- _Work required_
Below is a set of records; restate each one word for word.

- _Excerpted data_

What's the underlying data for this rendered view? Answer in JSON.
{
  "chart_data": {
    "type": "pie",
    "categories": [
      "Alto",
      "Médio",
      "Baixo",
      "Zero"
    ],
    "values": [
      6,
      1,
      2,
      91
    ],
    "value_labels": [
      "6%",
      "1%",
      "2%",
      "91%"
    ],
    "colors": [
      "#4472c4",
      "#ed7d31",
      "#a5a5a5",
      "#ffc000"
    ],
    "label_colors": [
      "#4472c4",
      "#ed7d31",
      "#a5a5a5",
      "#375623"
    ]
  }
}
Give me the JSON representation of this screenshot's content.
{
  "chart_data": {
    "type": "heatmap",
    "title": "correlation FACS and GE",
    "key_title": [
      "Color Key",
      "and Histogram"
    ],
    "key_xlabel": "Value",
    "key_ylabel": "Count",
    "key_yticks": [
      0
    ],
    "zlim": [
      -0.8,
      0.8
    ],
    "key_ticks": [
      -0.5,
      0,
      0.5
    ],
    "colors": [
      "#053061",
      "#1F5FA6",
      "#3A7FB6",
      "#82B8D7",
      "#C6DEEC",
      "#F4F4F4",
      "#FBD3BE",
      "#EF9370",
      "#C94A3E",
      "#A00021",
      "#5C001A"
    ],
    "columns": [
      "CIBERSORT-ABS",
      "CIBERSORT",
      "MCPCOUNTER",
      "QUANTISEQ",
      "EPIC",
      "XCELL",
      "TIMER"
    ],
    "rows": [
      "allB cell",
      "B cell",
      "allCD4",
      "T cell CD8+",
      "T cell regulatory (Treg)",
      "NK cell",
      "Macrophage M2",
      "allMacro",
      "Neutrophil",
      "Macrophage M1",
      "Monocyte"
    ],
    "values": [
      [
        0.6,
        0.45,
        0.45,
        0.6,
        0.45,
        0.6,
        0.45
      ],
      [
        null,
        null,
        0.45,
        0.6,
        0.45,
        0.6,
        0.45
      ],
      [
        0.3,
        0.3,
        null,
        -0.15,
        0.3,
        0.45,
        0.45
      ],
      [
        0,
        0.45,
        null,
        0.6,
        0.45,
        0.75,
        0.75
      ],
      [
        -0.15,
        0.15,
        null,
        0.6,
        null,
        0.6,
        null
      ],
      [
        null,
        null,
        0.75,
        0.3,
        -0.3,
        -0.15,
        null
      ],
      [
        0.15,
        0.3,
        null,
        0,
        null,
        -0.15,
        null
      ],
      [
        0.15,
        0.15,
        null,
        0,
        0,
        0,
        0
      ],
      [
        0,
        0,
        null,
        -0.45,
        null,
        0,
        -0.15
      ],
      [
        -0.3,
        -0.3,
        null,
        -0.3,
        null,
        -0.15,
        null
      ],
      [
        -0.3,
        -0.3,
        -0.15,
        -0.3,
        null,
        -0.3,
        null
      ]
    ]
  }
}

- _Problem solution_
What's the underlying data for this rendered view? Answer in JSON.
{
  "chart_data": {
    "type": "pie",
    "categories": [
      "Alto",
      "Médio",
      "Baixo",
      "Zero"
    ],
    "values": [
      6,
      1,
      2,
      91
    ],
    "value_labels": [
      "6%",
      "1%",
      "2%",
      "91%"
    ],
    "colors": [
      "#4472c4",
      "#ed7d31",
      "#a5a5a5",
      "#ffc000"
    ],
    "label_colors": [
      "#4472c4",
      "#ed7d31",
      "#a5a5a5",
      "#375623"
    ]
  }
}
Give me the JSON representation of this screenshot's content.
{
  "chart_data": {
    "type": "heatmap",
    "title": "correlation FACS and GE",
    "key_title": [
      "Color Key",
      "and Histogram"
    ],
    "key_xlabel": "Value",
    "key_ylabel": "Count",
    "key_yticks": [
      0
    ],
    "zlim": [
      -0.8,
      0.8
    ],
    "key_ticks": [
      -0.5,
      0,
      0.5
    ],
    "colors": [
      "#053061",
      "#1F5FA6",
      "#3A7FB6",
      "#82B8D7",
      "#C6DEEC",
      "#F4F4F4",
      "#FBD3BE",
      "#EF9370",
      "#C94A3E",
      "#A00021",
      "#5C001A"
    ],
    "columns": [
      "CIBERSORT-ABS",
      "CIBERSORT",
      "MCPCOUNTER",
      "QUANTISEQ",
      "EPIC",
      "XCELL",
      "TIMER"
    ],
    "rows": [
      "allB cell",
      "B cell",
      "allCD4",
      "T cell CD8+",
      "T cell regulatory (Treg)",
      "NK cell",
      "Macrophage M2",
      "allMacro",
      "Neutrophil",
      "Macrophage M1",
      "Monocyte"
    ],
    "values": [
      [
        0.6,
        0.45,
        0.45,
        0.6,
        0.45,
        0.6,
        0.45
      ],
      [
        null,
        null,
        0.45,
        0.6,
        0.45,
        0.6,
        0.45
      ],
      [
        0.3,
        0.3,
        null,
        -0.15,
        0.3,
        0.45,
        0.45
      ],
      [
        0,
        0.45,
        null,
        0.6,
        0.45,
        0.75,
        0.75
      ],
      [
        -0.15,
        0.15,
        null,
        0.6,
        null,
        0.6,
        null
      ],
      [
        null,
        null,
        0.75,
        0.3,
        -0.3,
        -0.15,
        null
      ],
      [
        0.15,
        0.3,
        null,
        0,
        null,
        -0.15,
        null
      ],
      [
        0.15,
        0.15,
        null,
        0,
        0,
        0,
        0
      ],
      [
        0,
        0,
        null,
        -0.45,
        null,
        0,
        -0.15
      ],
      [
        -0.3,
        -0.3,
        null,
        -0.3,
        null,
        -0.15,
        null
      ],
      [
        -0.3,
        -0.3,
        -0.15,
        -0.3,
        null,
        -0.3,
        null
      ]
    ]
  }
}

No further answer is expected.